▸ YOUR TASK
Reproduce the lines of the items from the line containing "page-title: Find something" up to and including the line containing "book-card-my-dad[interactable]: Keith Negley", keeping each one unchanged.

[START DATA FOR PROCESSING]

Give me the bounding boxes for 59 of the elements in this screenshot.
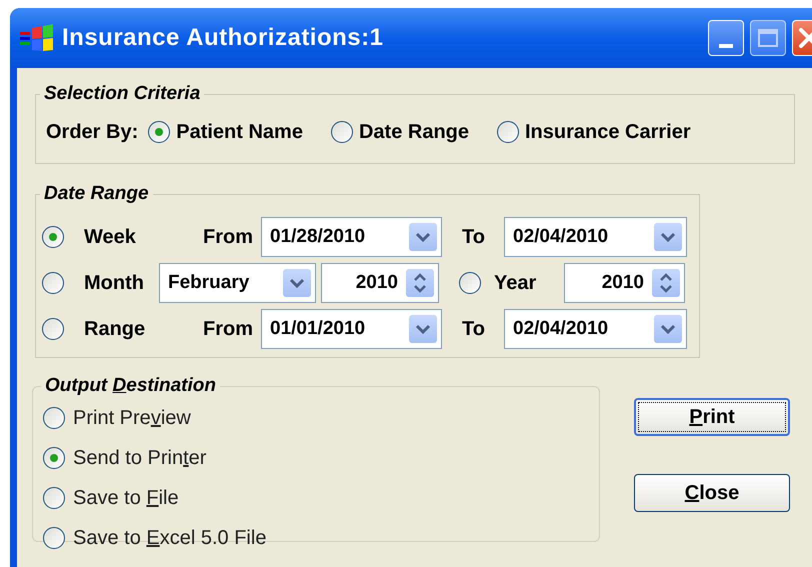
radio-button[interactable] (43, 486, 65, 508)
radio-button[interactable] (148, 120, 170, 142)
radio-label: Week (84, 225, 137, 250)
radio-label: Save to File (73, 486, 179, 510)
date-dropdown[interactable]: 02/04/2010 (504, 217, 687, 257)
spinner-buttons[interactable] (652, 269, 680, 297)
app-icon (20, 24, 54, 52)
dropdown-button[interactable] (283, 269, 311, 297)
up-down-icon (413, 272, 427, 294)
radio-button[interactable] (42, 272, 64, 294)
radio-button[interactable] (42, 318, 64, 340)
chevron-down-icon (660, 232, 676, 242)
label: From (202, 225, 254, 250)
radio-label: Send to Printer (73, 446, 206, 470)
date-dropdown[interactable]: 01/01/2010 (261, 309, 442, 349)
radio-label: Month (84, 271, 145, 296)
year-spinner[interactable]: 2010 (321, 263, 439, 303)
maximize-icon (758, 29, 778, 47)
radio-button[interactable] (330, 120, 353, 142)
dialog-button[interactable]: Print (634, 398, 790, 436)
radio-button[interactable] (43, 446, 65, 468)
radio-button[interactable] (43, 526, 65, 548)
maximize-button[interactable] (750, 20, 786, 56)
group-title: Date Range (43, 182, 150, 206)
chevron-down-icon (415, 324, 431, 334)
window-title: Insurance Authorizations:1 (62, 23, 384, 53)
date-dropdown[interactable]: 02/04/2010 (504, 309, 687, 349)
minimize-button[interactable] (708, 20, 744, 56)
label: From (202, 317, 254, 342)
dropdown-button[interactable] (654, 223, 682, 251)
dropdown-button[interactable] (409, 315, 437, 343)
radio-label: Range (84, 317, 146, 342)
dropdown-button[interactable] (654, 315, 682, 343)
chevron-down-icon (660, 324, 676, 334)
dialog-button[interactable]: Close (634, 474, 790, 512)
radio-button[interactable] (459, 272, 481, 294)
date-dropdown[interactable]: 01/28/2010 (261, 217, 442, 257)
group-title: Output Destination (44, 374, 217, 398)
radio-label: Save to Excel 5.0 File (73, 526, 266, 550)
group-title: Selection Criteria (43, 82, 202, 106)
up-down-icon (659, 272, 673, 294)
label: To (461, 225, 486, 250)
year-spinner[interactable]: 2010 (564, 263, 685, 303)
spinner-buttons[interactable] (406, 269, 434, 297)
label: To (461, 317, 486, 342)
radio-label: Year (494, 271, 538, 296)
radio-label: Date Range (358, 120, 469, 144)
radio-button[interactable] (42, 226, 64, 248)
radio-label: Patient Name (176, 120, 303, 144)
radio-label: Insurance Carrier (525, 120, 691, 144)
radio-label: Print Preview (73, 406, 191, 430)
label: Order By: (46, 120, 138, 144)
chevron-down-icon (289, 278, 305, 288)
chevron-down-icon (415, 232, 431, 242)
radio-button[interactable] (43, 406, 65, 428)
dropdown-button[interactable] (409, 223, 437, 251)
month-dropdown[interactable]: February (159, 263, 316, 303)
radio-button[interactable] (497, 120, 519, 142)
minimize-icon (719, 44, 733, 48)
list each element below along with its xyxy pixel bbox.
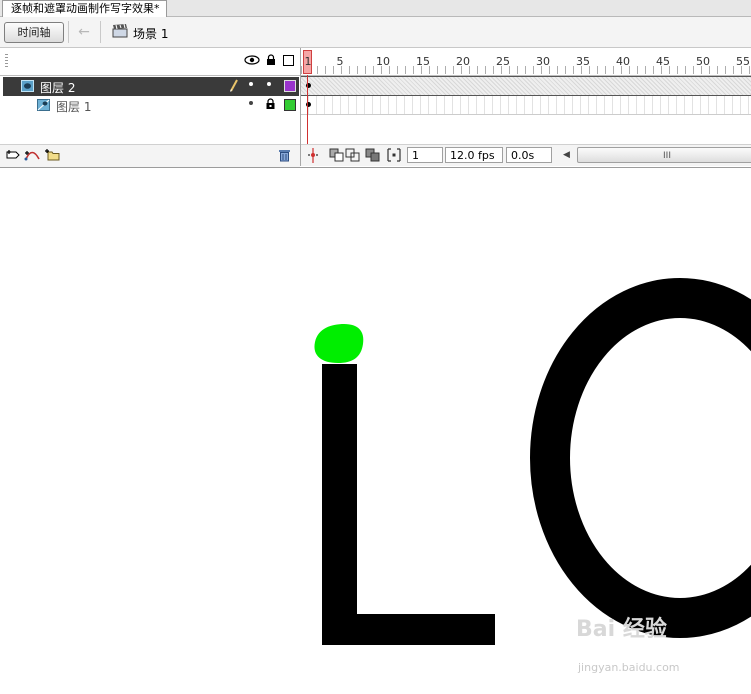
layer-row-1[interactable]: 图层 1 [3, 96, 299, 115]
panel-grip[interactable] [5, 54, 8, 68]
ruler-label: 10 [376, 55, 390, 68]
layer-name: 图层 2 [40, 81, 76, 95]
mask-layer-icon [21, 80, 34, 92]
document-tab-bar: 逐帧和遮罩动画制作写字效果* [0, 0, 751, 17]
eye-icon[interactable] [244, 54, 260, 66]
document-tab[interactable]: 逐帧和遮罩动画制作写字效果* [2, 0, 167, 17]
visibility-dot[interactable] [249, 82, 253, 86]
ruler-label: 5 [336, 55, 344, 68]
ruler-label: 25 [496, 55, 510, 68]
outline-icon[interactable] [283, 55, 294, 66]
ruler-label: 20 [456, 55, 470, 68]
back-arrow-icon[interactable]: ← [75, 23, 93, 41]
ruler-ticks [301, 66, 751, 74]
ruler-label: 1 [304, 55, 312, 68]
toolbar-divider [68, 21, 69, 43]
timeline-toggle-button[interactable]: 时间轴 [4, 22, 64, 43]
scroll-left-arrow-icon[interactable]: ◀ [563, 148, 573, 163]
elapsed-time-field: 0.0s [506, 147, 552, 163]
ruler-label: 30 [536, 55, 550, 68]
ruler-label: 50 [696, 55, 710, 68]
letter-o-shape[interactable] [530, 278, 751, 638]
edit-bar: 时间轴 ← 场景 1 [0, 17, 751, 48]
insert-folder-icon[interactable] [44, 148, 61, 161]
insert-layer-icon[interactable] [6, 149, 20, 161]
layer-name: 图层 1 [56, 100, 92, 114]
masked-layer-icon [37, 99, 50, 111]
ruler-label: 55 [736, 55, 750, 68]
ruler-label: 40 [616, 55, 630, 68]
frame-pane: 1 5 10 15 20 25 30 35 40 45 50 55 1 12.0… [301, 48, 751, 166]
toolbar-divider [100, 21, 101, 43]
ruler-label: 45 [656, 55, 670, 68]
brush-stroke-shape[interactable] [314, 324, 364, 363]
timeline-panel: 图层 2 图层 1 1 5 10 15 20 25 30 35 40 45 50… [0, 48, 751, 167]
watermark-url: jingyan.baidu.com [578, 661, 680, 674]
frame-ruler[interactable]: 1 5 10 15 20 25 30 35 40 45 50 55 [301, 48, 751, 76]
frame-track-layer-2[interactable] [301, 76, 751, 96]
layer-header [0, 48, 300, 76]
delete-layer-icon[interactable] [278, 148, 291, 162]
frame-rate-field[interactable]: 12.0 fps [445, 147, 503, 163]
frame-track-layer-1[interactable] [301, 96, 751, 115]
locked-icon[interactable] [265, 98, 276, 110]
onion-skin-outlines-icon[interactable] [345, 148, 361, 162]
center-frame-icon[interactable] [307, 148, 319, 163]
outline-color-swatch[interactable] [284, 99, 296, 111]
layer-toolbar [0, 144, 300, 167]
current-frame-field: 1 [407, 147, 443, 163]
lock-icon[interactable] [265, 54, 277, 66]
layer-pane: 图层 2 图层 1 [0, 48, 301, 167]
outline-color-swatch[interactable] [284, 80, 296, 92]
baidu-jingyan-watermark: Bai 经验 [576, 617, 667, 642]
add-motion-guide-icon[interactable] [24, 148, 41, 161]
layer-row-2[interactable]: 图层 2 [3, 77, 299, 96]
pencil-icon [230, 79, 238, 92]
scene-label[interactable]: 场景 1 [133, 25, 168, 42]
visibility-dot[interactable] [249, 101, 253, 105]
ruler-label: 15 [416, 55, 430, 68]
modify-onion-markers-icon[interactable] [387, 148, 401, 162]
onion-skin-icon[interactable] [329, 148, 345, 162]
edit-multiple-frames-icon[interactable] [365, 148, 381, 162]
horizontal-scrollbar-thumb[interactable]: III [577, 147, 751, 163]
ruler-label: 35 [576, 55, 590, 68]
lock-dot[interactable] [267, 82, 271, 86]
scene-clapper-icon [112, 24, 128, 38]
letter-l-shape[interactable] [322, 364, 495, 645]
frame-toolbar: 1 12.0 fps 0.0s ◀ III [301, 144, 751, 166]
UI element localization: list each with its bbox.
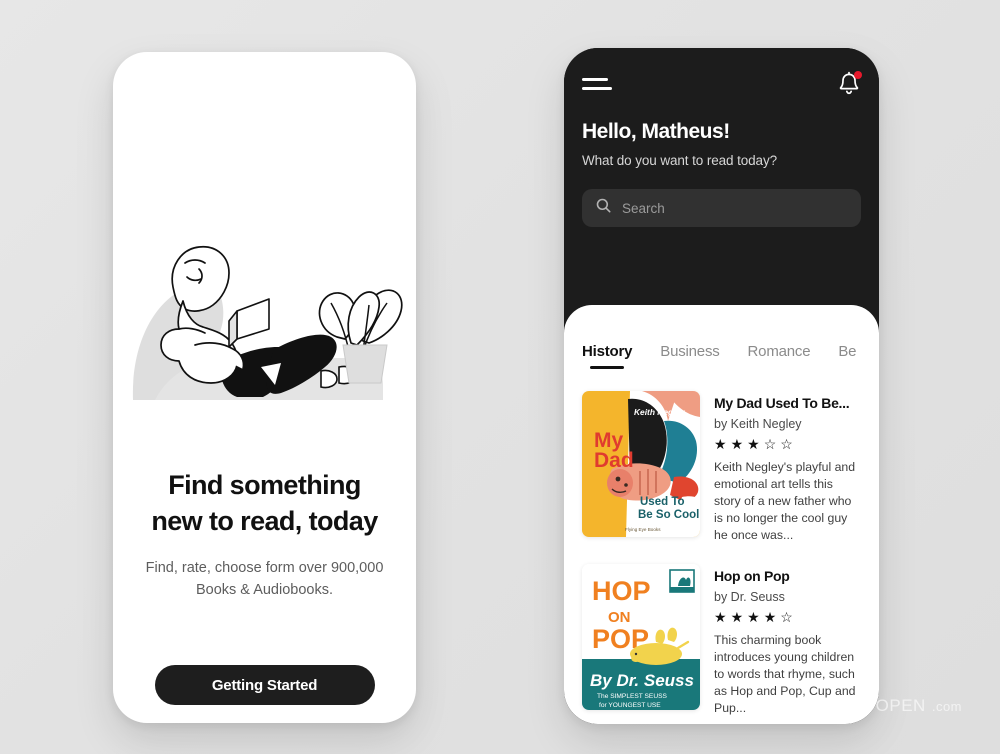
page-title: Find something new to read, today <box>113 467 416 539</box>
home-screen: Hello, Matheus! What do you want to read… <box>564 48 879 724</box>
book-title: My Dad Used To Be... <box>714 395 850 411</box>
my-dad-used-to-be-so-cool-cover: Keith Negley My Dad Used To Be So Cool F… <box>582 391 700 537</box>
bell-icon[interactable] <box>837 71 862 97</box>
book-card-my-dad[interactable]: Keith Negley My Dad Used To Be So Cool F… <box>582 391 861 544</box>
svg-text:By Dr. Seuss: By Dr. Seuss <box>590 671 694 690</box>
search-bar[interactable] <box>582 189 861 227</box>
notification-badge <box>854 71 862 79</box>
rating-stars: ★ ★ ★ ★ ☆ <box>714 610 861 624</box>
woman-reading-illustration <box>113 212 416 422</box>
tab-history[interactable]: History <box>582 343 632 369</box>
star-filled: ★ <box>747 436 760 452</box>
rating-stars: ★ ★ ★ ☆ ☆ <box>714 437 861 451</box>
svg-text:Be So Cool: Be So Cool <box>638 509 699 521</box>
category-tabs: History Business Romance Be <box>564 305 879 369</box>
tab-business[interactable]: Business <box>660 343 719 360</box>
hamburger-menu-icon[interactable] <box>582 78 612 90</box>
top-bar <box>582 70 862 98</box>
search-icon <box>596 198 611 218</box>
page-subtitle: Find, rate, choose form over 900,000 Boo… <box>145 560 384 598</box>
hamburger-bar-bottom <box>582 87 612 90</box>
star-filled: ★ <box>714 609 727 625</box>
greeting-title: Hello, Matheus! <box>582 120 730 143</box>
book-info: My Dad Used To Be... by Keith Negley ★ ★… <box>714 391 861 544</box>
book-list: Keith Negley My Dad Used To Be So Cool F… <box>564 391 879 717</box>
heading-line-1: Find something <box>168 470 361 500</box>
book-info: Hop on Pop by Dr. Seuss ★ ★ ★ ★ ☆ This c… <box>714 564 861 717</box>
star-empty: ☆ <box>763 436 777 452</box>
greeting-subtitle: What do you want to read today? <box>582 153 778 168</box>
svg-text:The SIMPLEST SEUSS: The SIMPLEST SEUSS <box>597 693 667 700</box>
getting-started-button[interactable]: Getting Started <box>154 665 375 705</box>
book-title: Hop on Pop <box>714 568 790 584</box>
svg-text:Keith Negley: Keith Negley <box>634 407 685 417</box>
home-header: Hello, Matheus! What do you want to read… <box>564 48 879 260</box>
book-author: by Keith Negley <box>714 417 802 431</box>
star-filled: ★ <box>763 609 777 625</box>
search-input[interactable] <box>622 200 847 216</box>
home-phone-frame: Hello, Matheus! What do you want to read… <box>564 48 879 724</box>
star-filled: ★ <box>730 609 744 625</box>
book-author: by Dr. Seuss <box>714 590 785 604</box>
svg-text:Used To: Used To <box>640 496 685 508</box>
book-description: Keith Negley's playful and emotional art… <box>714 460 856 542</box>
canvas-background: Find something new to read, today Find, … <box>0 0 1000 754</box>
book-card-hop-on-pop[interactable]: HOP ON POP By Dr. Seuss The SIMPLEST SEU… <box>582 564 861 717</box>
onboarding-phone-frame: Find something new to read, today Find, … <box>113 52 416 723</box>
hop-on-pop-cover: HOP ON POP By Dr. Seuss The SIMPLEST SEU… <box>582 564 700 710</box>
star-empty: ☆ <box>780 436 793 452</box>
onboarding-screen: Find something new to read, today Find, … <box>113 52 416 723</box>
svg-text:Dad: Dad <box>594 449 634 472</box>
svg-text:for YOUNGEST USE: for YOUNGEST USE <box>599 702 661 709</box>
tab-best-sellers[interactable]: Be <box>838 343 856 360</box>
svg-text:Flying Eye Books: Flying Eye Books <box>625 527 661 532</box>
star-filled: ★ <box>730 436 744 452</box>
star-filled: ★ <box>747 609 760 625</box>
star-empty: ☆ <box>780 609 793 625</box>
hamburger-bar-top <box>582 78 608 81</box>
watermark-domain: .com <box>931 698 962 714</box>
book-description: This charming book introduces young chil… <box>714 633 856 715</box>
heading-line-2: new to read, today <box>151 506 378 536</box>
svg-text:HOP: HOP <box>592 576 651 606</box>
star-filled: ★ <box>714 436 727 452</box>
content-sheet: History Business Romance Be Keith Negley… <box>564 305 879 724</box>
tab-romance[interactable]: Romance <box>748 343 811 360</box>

[END DATA FOR PROCESSING]

▸ EXERCISE SOLUTION
page-title: Find something new to read, today <box>113 467 416 539</box>
home-screen: Hello, Matheus! What do you want to read… <box>564 48 879 724</box>
book-title: My Dad Used To Be... <box>714 395 850 411</box>
my-dad-used-to-be-so-cool-cover: Keith Negley My Dad Used To Be So Cool F… <box>582 391 700 537</box>
bell-icon[interactable] <box>837 71 862 97</box>
book-card-my-dad[interactable]: Keith Negley My Dad Used To Be So Cool F… <box>582 391 861 544</box>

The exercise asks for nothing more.